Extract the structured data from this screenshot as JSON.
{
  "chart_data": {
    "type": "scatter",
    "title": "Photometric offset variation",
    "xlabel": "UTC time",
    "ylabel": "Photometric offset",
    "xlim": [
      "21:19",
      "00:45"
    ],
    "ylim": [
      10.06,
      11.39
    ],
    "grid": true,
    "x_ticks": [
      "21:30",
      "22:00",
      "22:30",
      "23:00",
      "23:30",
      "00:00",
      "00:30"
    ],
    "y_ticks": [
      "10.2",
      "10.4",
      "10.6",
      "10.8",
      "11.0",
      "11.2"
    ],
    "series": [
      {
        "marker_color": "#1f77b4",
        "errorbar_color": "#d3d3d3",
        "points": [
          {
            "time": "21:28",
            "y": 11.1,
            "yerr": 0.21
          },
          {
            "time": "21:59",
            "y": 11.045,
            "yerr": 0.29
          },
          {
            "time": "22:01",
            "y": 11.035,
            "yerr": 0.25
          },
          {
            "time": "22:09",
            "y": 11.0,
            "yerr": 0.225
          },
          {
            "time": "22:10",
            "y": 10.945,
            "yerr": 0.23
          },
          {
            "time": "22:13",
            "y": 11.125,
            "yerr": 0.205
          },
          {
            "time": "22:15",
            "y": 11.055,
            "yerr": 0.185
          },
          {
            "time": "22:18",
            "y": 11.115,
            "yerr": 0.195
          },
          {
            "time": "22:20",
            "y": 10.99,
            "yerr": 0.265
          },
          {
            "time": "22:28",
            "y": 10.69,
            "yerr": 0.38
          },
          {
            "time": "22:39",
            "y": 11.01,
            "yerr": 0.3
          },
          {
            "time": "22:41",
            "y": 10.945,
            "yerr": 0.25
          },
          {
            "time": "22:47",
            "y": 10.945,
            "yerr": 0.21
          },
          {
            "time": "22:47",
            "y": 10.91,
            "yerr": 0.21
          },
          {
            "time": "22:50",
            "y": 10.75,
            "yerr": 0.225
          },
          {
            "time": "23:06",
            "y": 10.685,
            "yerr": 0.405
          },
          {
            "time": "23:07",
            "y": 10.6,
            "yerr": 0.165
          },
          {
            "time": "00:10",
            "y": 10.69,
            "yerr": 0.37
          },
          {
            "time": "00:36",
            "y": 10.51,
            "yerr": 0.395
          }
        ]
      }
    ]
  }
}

================

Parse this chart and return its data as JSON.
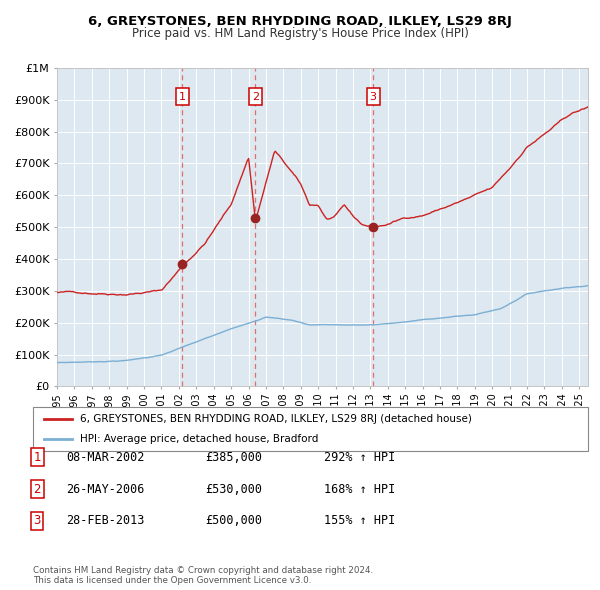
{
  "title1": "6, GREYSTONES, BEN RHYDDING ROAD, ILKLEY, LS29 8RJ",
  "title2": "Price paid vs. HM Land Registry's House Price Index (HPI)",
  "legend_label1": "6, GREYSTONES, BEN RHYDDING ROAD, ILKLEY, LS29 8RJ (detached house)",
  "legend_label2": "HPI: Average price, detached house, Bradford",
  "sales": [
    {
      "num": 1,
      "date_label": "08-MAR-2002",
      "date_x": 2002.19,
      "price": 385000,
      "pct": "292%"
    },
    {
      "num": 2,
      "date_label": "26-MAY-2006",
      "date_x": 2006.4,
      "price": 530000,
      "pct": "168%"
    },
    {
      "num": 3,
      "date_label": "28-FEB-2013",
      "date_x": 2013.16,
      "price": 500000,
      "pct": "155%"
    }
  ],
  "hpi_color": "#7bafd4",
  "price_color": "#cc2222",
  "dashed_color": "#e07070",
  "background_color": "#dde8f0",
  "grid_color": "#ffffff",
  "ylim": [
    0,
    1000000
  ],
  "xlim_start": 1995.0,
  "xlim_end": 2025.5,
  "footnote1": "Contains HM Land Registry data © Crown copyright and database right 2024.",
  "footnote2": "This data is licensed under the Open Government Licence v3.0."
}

================

_OBJECTIVE_
Look through the material and copy each line that has "ROAD".

_EXERCISE SOLUTION_
  "title1": "6, GREYSTONES, BEN RHYDDING ROAD, ILKLEY, LS29 8RJ",
  "legend_label1": "6, GREYSTONES, BEN RHYDDING ROAD, ILKLEY, LS29 8RJ (detached house)",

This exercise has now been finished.